= Given problem =
Below are some records. Copy every line in them that holds "title".

Figure record extracts:
○ ○ ○ ○ ○

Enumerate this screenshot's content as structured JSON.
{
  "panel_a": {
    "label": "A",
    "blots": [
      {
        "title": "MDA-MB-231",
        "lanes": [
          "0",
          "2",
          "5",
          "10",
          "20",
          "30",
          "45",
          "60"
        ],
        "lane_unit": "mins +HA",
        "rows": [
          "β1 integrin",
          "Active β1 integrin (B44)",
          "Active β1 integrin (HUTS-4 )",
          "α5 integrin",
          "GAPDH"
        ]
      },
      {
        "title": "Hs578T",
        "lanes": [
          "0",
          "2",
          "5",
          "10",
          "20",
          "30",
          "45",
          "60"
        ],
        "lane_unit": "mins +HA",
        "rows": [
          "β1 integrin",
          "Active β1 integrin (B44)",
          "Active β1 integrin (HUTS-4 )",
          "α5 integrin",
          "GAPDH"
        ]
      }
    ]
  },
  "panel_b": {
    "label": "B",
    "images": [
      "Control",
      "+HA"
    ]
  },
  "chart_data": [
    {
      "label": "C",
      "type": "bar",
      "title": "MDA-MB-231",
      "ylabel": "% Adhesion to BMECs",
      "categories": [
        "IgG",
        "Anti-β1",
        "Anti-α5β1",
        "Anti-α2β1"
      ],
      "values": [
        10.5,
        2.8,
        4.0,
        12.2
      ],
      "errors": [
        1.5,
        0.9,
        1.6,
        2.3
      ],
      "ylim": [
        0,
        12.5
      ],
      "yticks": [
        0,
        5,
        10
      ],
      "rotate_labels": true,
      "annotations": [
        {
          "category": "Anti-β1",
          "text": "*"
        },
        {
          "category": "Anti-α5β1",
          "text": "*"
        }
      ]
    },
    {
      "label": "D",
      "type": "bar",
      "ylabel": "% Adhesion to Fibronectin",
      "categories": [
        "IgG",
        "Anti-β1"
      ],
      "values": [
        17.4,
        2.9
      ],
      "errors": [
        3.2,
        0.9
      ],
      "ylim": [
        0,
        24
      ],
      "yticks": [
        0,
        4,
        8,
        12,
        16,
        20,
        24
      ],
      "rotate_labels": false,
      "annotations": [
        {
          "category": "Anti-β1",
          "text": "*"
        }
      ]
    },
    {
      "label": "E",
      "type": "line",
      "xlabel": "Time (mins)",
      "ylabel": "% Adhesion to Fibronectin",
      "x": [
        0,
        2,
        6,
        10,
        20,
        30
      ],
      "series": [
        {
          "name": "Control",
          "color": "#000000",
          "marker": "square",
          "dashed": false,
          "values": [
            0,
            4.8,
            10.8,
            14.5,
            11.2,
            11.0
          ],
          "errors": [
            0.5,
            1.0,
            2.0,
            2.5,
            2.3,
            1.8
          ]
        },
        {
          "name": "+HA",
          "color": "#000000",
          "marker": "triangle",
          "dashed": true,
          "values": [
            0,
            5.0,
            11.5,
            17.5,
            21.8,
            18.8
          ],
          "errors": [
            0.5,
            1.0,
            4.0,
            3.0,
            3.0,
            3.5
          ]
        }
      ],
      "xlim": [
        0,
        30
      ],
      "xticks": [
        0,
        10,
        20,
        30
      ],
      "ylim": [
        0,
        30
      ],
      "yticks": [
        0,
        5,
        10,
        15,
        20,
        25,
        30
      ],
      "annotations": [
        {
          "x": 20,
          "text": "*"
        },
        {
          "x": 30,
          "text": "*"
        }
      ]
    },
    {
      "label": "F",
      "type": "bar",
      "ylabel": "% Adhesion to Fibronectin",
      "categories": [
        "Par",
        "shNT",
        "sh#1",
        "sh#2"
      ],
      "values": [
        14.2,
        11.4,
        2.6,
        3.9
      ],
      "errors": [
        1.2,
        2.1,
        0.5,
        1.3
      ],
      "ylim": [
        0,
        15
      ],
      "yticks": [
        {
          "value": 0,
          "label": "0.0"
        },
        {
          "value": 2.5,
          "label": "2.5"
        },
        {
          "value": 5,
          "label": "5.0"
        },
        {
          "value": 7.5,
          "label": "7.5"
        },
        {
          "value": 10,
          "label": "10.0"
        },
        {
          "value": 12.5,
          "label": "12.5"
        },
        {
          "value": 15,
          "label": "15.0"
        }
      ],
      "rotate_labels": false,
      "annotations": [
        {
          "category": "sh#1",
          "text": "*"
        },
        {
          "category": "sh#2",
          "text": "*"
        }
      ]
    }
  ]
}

○ ○ ○ ○ ○

= Response to the exercise =
        "title": "MDA-MB-231",
        "title": "Hs578T",
      "title": "MDA-MB-231",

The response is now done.